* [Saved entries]
------------------------------------------------------------
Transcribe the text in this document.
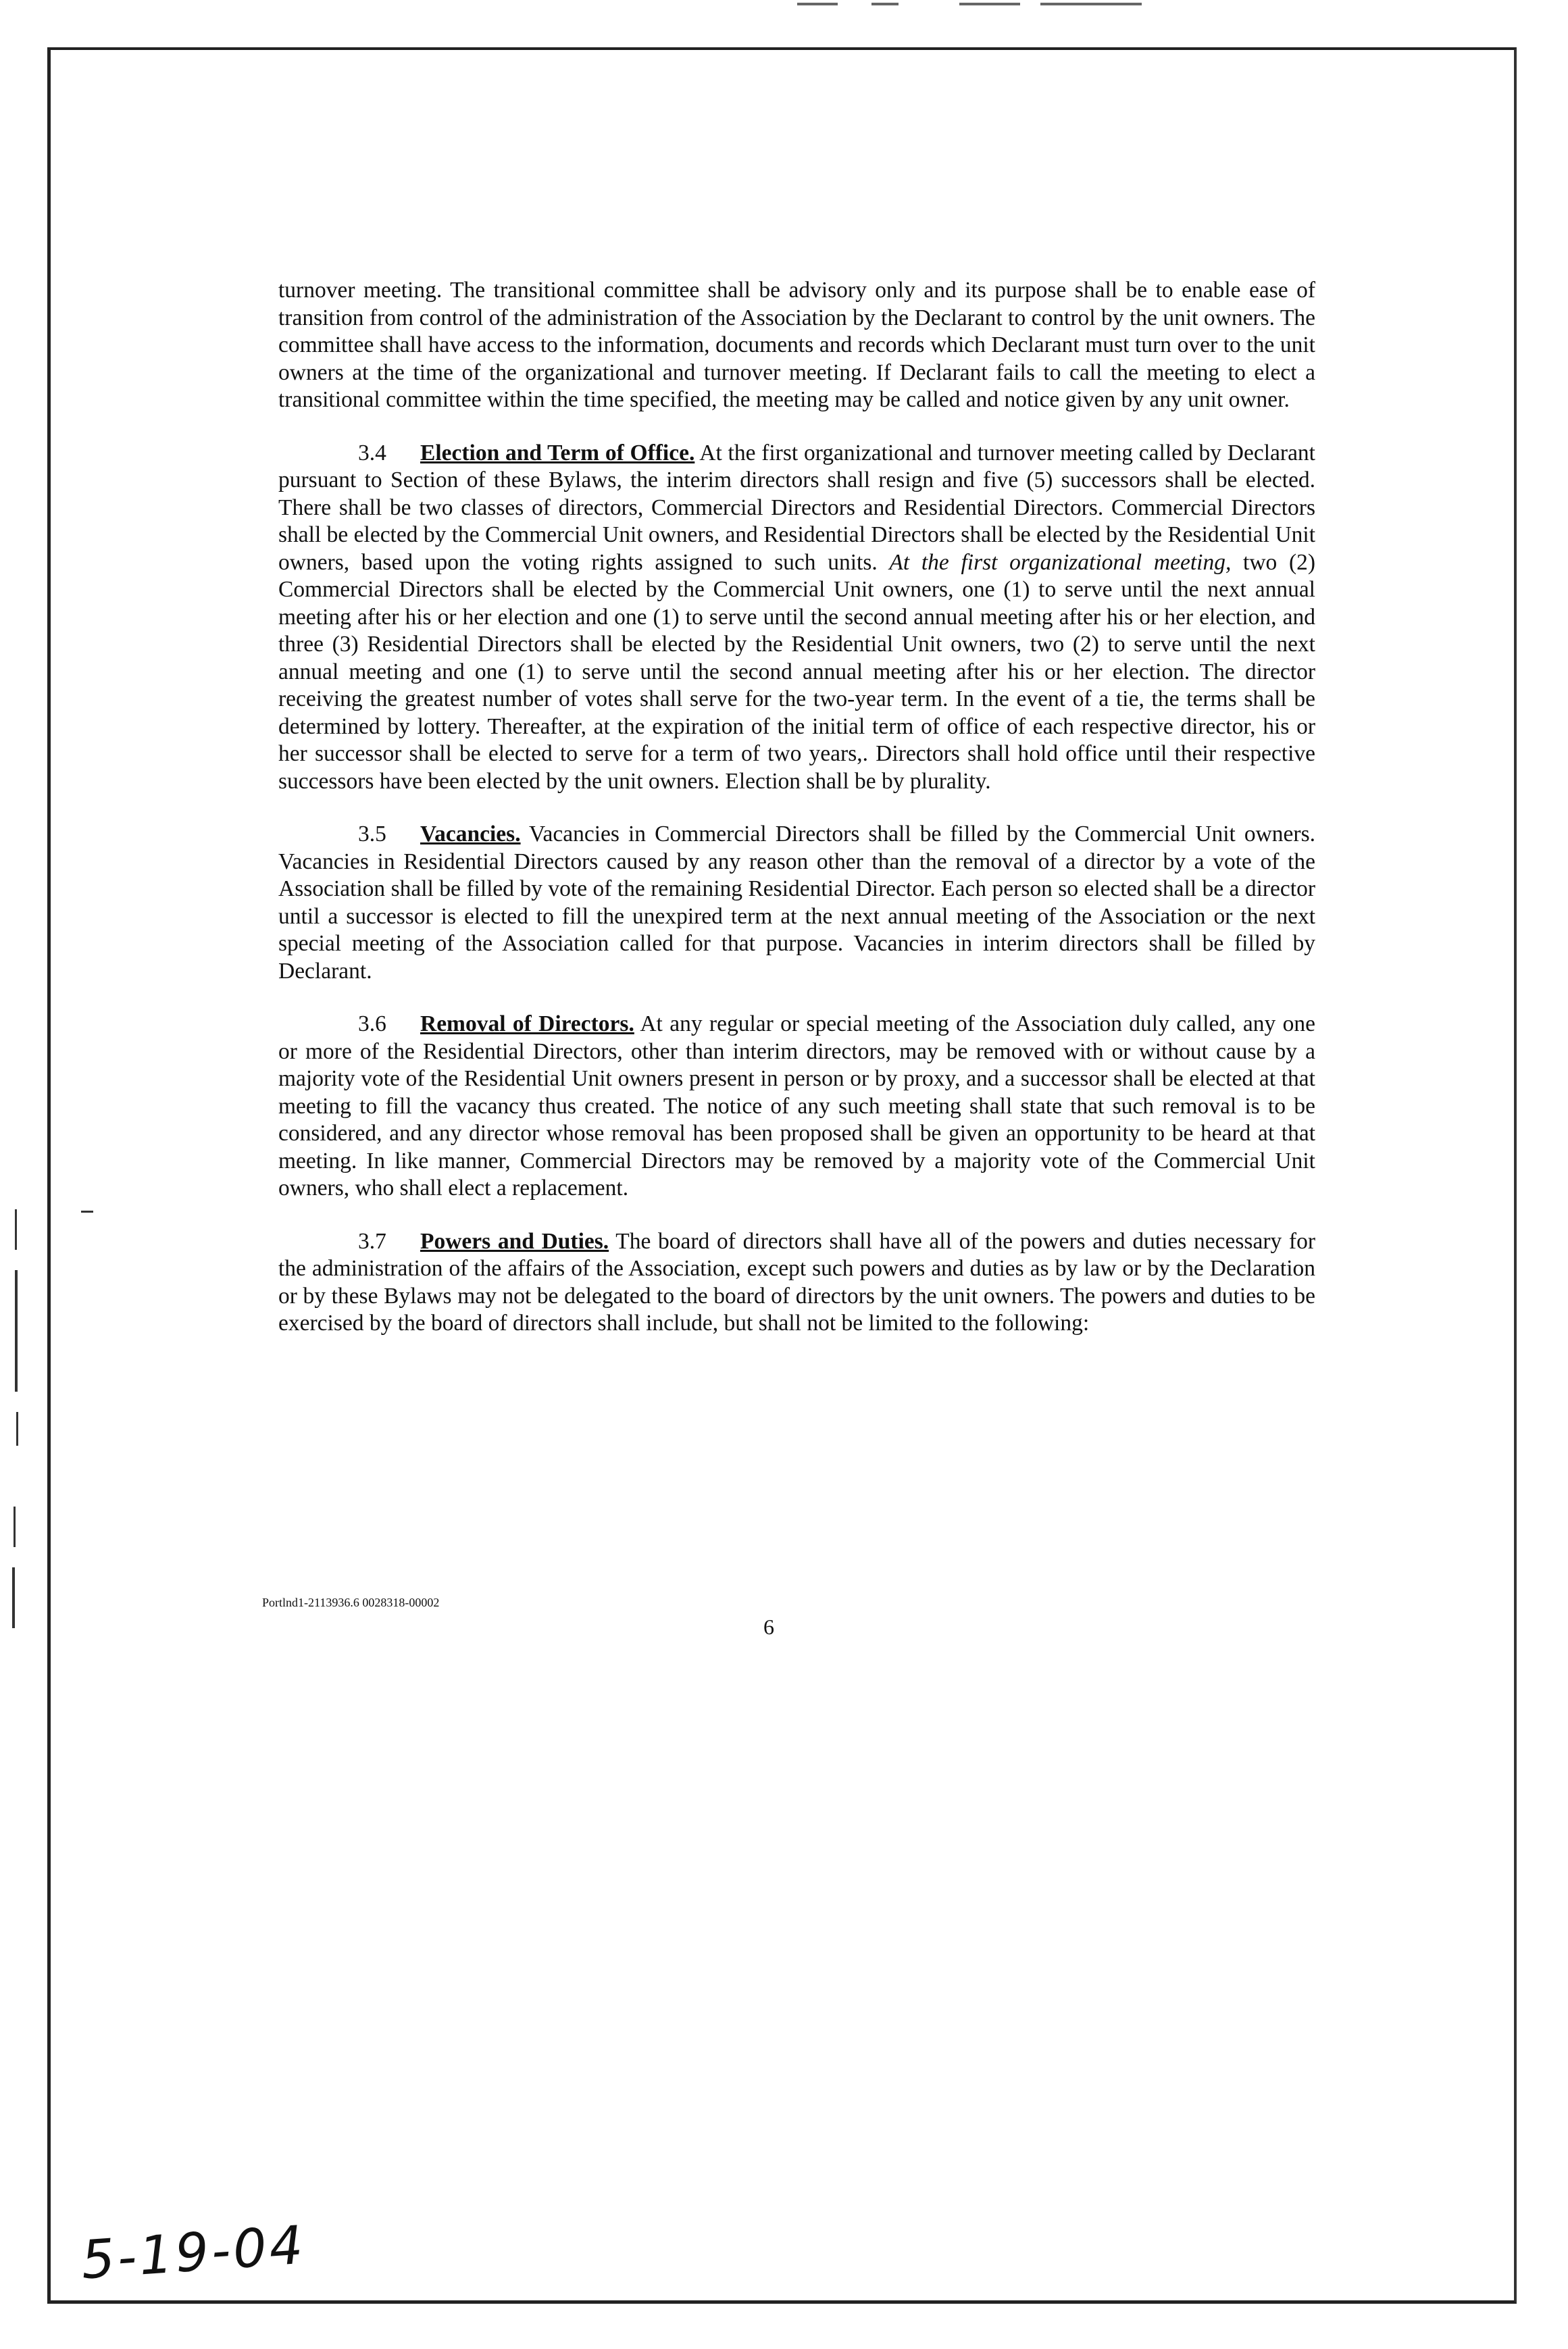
turnover meeting. The transitional committee shall be advisory only and its purpose shall be to enable ease of transition from control of the administration of the Association by the Declarant to control by the unit owners. The committee shall have access to the information, documents and records which Declarant must turn over to the unit owners at the time of the organizational and turnover meeting. If Declarant fails to call the meeting to elect a transitional committee within the time specified, the meeting may be called and notice given by any unit owner.

3.4 Election and Term of Office. At the first organizational and turnover meeting called by Declarant pursuant to Section of these Bylaws, the interim directors shall resign and five (5) successors shall be elected. There shall be two classes of directors, Commercial Directors and Residential Directors. Commercial Directors shall be elected by the Commercial Unit owners, and Residential Directors shall be elected by the Residential Unit owners, based upon the voting rights assigned to such units. At the first organizational meeting, two (2) Commercial Directors shall be elected by the Commercial Unit owners, one (1) to serve until the next annual meeting after his or her election and one (1) to serve until the second annual meeting after his or her election, and three (3) Residential Directors shall be elected by the Residential Unit owners, two (2) to serve until the next annual meeting and one (1) to serve until the second annual meeting after his or her election. The director receiving the greatest number of votes shall serve for the two-year term. In the event of a tie, the terms shall be determined by lottery. Thereafter, at the expiration of the initial term of office of each respective director, his or her successor shall be elected to serve for a term of two years,. Directors shall hold office until their respective successors have been elected by the unit owners. Election shall be by plurality.

3.5 Vacancies. Vacancies in Commercial Directors shall be filled by the Commercial Unit owners. Vacancies in Residential Directors caused by any reason other than the removal of a director by a vote of the Association shall be filled by vote of the remaining Residential Director. Each person so elected shall be a director until a successor is elected to fill the unexpired term at the next annual meeting of the Association or the next special meeting of the Association called for that purpose. Vacancies in interim directors shall be filled by Declarant.

3.6 Removal of Directors. At any regular or special meeting of the Association duly called, any one or more of the Residential Directors, other than interim directors, may be removed with or without cause by a majority vote of the Residential Unit owners present in person or by proxy, and a successor shall be elected at that meeting to fill the vacancy thus created. The notice of any such meeting shall state that such removal is to be considered, and any director whose removal has been proposed shall be given an opportunity to be heard at that meeting. In like manner, Commercial Directors may be removed by a majority vote of the Commercial Unit owners, who shall elect a replacement.

3.7 Powers and Duties. The board of directors shall have all of the powers and duties necessary for the administration of the affairs of the Association, except such powers and duties as by law or by the Declaration or by these Bylaws may not be delegated to the board of directors by the unit owners. The powers and duties to be exercised by the board of directors shall include, but shall not be limited to the following:

Portlnd1-2113936.6 0028318-00002
6
5-19-04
------------------------------------------------------------
* [GIVEN EXERCISE]
All of the material above needs to be restated exactly, with no pictures.

* [RESPONSE TO THE EXERCISE]
Transcribe the text in this document.
turnover meeting. The transitional committee shall be advisory only and its purpose shall be to enable ease of transition from control of the administration of the Association by the Declarant to control by the unit owners. The committee shall have access to the information, documents and records which Declarant must turn over to the unit owners at the time of the organizational and turnover meeting. If Declarant fails to call the meeting to elect a transitional committee within the time specified, the meeting may be called and notice given by any unit owner.

3.4 Election and Term of Office. At the first organizational and turnover meeting called by Declarant pursuant to Section of these Bylaws, the interim directors shall resign and five (5) successors shall be elected. There shall be two classes of directors, Commercial Directors and Residential Directors. Commercial Directors shall be elected by the Commercial Unit owners, and Residential Directors shall be elected by the Residential Unit owners, based upon the voting rights assigned to such units. At the first organizational meeting, two (2) Commercial Directors shall be elected by the Commercial Unit owners, one (1) to serve until the next annual meeting after his or her election and one (1) to serve until the second annual meeting after his or her election, and three (3) Residential Directors shall be elected by the Residential Unit owners, two (2) to serve until the next annual meeting and one (1) to serve until the second annual meeting after his or her election. The director receiving the greatest number of votes shall serve for the two-year term. In the event of a tie, the terms shall be determined by lottery. Thereafter, at the expiration of the initial term of office of each respective director, his or her successor shall be elected to serve for a term of two years,. Directors shall hold office until their respective successors have been elected by the unit owners. Election shall be by plurality.

3.5 Vacancies. Vacancies in Commercial Directors shall be filled by the Commercial Unit owners. Vacancies in Residential Directors caused by any reason other than the removal of a director by a vote of the Association shall be filled by vote of the remaining Residential Director. Each person so elected shall be a director until a successor is elected to fill the unexpired term at the next annual meeting of the Association or the next special meeting of the Association called for that purpose. Vacancies in interim directors shall be filled by Declarant.

3.6 Removal of Directors. At any regular or special meeting of the Association duly called, any one or more of the Residential Directors, other than interim directors, may be removed with or without cause by a majority vote of the Residential Unit owners present in person or by proxy, and a successor shall be elected at that meeting to fill the vacancy thus created. The notice of any such meeting shall state that such removal is to be considered, and any director whose removal has been proposed shall be given an opportunity to be heard at that meeting. In like manner, Commercial Directors may be removed by a majority vote of the Commercial Unit owners, who shall elect a replacement.

3.7 Powers and Duties. The board of directors shall have all of the powers and duties necessary for the administration of the affairs of the Association, except such powers and duties as by law or by the Declaration or by these Bylaws may not be delegated to the board of directors by the unit owners. The powers and duties to be exercised by the board of directors shall include, but shall not be limited to the following:

Portlnd1-2113936.6 0028318-00002
6
5-19-04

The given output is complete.